● **What the task asks**: Filter these records by the string "Grund", copying each line that holds it.

(Records from a data source)

━━━

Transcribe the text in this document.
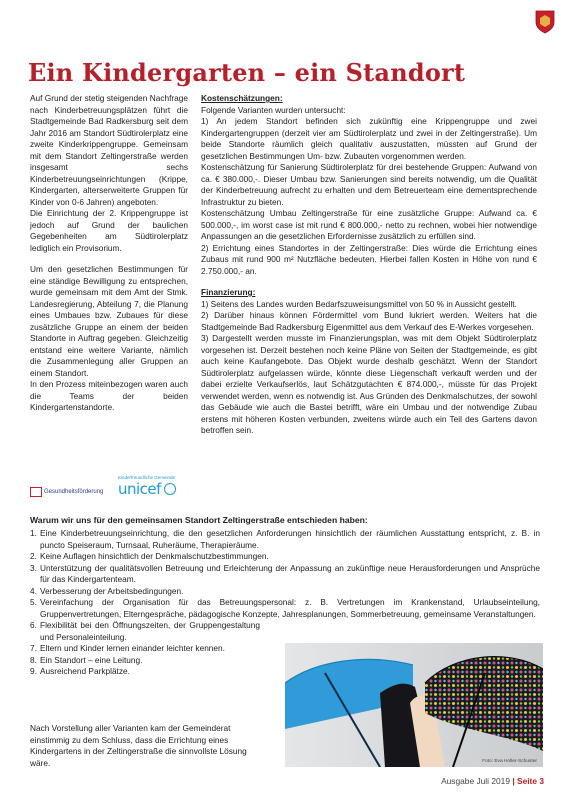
Ein Kindergarten – ein Standort

Auf Grund der stetig steigenden Nachfrage nach Kinderbetreuungsplätzen führt die Stadtgemeinde Bad Radkersburg seit dem Jahr 2016 am Standort Südtirolerplatz eine zweite Kinderkrippengruppe. Gemeinsam mit dem Standort Zeltingerstraße werden insgesamt sechs Kinderbetreuungseinrichtungen (Krippe, Kindergarten, alterserweiterte Gruppen für Kinder von 0-6 Jahren) angeboten.
Die Einrichtung der 2. Krippengruppe ist jedoch auf Grund der baulichen Gegebenheiten am Südtirolerplatz lediglich ein Provisorium.

Um den gesetzlichen Bestimmungen für eine ständige Bewilligung zu entsprechen, wurde gemeinsam mit dem Amt der Stmk. Landesregierung, Abteilung 7, die Planung eines Umbaues bzw. Zubaues für diese zusätzliche Gruppe an einem der beiden Standorte in Auftrag gegeben. Gleichzeitig entstand eine weitere Variante, nämlich die Zusammenlegung aller Gruppen an einem Standort.
In den Prozess miteinbezogen waren auch die Teams der beiden Kindergartenstandorte.

Gesundheitsförderung
Kinderfreundliche Gemeinde
unicef

Kostenschätzungen:

Folgende Varianten wurden untersucht:

1) An jedem Standort befinden sich zukünftig eine Krippengruppe und zwei Kindergartengruppen (derzeit vier am Südtirolerplatz und zwei in der Zeltingerstraße). Um beide Standorte räumlich gleich qualitativ auszustatten, müssten auf Grund der gesetzlichen Bestimmungen Um- bzw. Zubauten vorgenommen werden.

Kostenschätzung für Sanierung Südtirolerplatz für drei bestehende Gruppen: Aufwand von ca. € 380.000,-. Dieser Umbau bzw. Sanierungen sind bereits notwendig, um die Qualität der Kinderbetreuung aufrecht zu erhalten und dem Betreuerteam eine dementsprechende Infrastruktur zu bieten.

Kostenschätzung Umbau Zeltingerstraße für eine zusätzliche Gruppe: Aufwand ca. € 500.000,-, im worst case ist mit rund € 800.000,- netto zu rechnen, wobei hier notwendige Anpassungen an die gesetzlichen Erfordernisse zusätzlich zu erfüllen sind.

2) Errichtung eines Standortes in der Zeltingerstraße: Dies würde die Errichtung eines Zubaus mit rund 900 m² Nutzfläche bedeuten. Hierbei fallen Kosten in Höhe von rund € 2.750.000,- an.

Finanzierung:

1) Seitens des Landes wurden Bedarfszuweisungsmittel von 50 % in Aussicht gestellt.

2) Darüber hinaus können Fördermittel vom Bund lukriert werden. Weiters hat die Stadtgemeinde Bad Radkersburg Eigenmittel aus dem Verkauf des E-Werkes vorgesehen.

3) Dargestellt werden musste im Finanzierungsplan, was mit dem Objekt Südtirolerplatz vorgesehen ist. Derzeit bestehen noch keine Pläne von Seiten der Stadtgemeinde, es gibt auch keine Kaufangebote. Das Objekt wurde deshalb geschätzt. Wenn der Standort Südtirolerplatz aufgelassen würde, könnte diese Liegenschaft verkauft werden und der dabei erzielte Verkaufserlös, laut Schätzgutachten € 874.000,-, müsste für das Projekt verwendet werden, wenn es notwendig ist. Aus Gründen des Denkmalschutzes, der sowohl das Gebäude wie auch die Bastei betrifft, wäre ein Umbau und der notwendige Zubau erstens mit höheren Kosten verbunden, zweitens würde auch ein Teil des Gartens davon betroffen sein.

Warum wir uns für den gemeinsamen Standort Zeltingerstraße entschieden haben:
1. Eine Kinderbetreuungseinrichtung, die den gesetzlichen Anforderungen hinsichtlich der räumlichen Ausstattung entspricht, z. B. in puncto Speiseraum, Turnsaal, Ruheräume, Therapieräume.
2. Keine Auflagen hinsichtlich der Denkmalschutzbestimmungen.
3. Unterstützung der qualitätsvollen Betreuung und Erleichterung der Anpassung an zukünftige neue Herausforderungen und Ansprüche für das Kindergartenteam.
4. Verbesserung der Arbeitsbedingungen.
5. Vereinfachung der Organisation für das Betreuungspersonal: z. B. Vertretungen im Krankenstand, Urlaubseinteilung, Gruppenvertretungen, Elterngespräche, pädagogische Konzepte, Jahresplanungen, Sommerbetreuung, gemeinsame Veranstaltungen.
6. Flexibilität bei den Öffnungszeiten, der Gruppengestaltung und Personaleinteilung.
7. Eltern und Kinder lernen einander leichter kennen.
8. Ein Standort – eine Leitung.
9. Ausreichend Parkplätze.
Nach Vorstellung aller Varianten kam der Gemeinderat einstimmig zu dem Schluss, dass die Errichtung eines Kindergartens in der Zeltingerstraße die sinnvollste Lösung wäre.	Foto: Eva Holler-Schuster
Ausgabe Juli 2019 | Seite 3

━━━

● **Response area**:
Auf Grund der stetig steigenden Nachfrage nach Kinderbetreuungsplätzen führt die Stadtgemeinde Bad Radkersburg seit dem Jahr 2016 am Standort Südtirolerplatz eine zweite Kinderkrippengruppe. Gemeinsam mit dem Standort Zeltingerstraße werden insgesamt sechs Kinderbetreuungseinrichtungen (Krippe, Kindergarten, alterserweiterte Gruppen für Kinder von 0-6 Jahren) angeboten.
Die Einrichtung der 2. Krippengruppe ist jedoch auf Grund der baulichen Gegebenheiten am Südtirolerplatz lediglich ein Provisorium.
1) An jedem Standort befinden sich zukünftig eine Krippengruppe und zwei Kindergartengruppen (derzeit vier am Südtirolerplatz und zwei in der Zeltingerstraße). Um beide Standorte räumlich gleich qualitativ auszustatten, müssten auf Grund der gesetzlichen Bestimmungen Um- bzw. Zubauten vorgenommen werden.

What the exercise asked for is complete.